SHORT TASK: Write out the listing exactly as it is given.
——————————
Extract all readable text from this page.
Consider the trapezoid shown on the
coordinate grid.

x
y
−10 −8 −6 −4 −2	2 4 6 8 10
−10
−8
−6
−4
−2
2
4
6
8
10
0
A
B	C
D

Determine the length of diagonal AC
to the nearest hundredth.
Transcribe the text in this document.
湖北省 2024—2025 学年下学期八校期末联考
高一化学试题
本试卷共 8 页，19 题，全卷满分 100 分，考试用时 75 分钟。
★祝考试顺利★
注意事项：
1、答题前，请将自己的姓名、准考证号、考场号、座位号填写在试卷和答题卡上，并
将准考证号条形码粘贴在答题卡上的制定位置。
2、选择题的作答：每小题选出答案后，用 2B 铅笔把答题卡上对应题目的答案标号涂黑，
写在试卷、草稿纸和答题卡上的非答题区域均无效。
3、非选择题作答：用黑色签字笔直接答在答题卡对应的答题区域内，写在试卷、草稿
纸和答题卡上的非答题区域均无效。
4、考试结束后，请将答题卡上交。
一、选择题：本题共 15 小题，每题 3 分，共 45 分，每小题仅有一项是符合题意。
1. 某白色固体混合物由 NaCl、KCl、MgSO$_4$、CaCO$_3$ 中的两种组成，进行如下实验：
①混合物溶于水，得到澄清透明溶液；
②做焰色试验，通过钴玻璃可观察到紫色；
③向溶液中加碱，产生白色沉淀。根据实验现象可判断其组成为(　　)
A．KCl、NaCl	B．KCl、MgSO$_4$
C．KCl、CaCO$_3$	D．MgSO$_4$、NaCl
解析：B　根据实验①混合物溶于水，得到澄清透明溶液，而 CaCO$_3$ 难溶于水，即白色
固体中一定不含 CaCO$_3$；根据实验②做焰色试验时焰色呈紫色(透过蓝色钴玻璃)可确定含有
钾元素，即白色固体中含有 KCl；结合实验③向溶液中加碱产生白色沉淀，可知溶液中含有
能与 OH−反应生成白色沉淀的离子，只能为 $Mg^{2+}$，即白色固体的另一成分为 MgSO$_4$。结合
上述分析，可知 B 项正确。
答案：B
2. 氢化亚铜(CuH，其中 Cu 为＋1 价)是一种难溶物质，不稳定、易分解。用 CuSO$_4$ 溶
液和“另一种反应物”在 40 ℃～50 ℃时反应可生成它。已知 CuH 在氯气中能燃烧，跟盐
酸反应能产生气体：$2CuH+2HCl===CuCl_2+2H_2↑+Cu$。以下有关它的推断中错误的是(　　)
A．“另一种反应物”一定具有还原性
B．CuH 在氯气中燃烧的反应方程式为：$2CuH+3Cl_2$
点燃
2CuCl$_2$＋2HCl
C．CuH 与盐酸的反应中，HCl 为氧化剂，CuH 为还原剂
——————————
FULL OUTPUT:
Extract all readable text from this page.
Consider the trapezoid shown on the
coordinate grid.

x
y
−10 −8 −6 −4 −2	2 4 6 8 10
−10
−8
−6
−4
−2
2
4
6
8
10
0
A
B	C
D

Determine the length of diagonal AC
to the nearest hundredth.
Transcribe the text in this document.
湖北省 2024—2025 学年下学期八校期末联考
高一化学试题
本试卷共 8 页，19 题，全卷满分 100 分，考试用时 75 分钟。
★祝考试顺利★
注意事项：
1、答题前，请将自己的姓名、准考证号、考场号、座位号填写在试卷和答题卡上，并
将准考证号条形码粘贴在答题卡上的制定位置。
2、选择题的作答：每小题选出答案后，用 2B 铅笔把答题卡上对应题目的答案标号涂黑，
写在试卷、草稿纸和答题卡上的非答题区域均无效。
3、非选择题作答：用黑色签字笔直接答在答题卡对应的答题区域内，写在试卷、草稿
纸和答题卡上的非答题区域均无效。
4、考试结束后，请将答题卡上交。
一、选择题：本题共 15 小题，每题 3 分，共 45 分，每小题仅有一项是符合题意。
1. 某白色固体混合物由 NaCl、KCl、MgSO$_4$、CaCO$_3$ 中的两种组成，进行如下实验：
①混合物溶于水，得到澄清透明溶液；
②做焰色试验，通过钴玻璃可观察到紫色；
③向溶液中加碱，产生白色沉淀。根据实验现象可判断其组成为(　　)
A．KCl、NaCl	B．KCl、MgSO$_4$
C．KCl、CaCO$_3$	D．MgSO$_4$、NaCl
解析：B　根据实验①混合物溶于水，得到澄清透明溶液，而 CaCO$_3$ 难溶于水，即白色
固体中一定不含 CaCO$_3$；根据实验②做焰色试验时焰色呈紫色(透过蓝色钴玻璃)可确定含有
钾元素，即白色固体中含有 KCl；结合实验③向溶液中加碱产生白色沉淀，可知溶液中含有
能与 OH−反应生成白色沉淀的离子，只能为 $Mg^{2+}$，即白色固体的另一成分为 MgSO$_4$。结合
上述分析，可知 B 项正确。
答案：B
2. 氢化亚铜(CuH，其中 Cu 为＋1 价)是一种难溶物质，不稳定、易分解。用 CuSO$_4$ 溶
液和“另一种反应物”在 40 ℃～50 ℃时反应可生成它。已知 CuH 在氯气中能燃烧，跟盐
酸反应能产生气体：$2CuH+2HCl===CuCl_2+2H_2↑+Cu$。以下有关它的推断中错误的是(　　)
A．“另一种反应物”一定具有还原性
B．CuH 在氯气中燃烧的反应方程式为：$2CuH+3Cl_2$
点燃
2CuCl$_2$＋2HCl
C．CuH 与盐酸的反应中，HCl 为氧化剂，CuH 为还原剂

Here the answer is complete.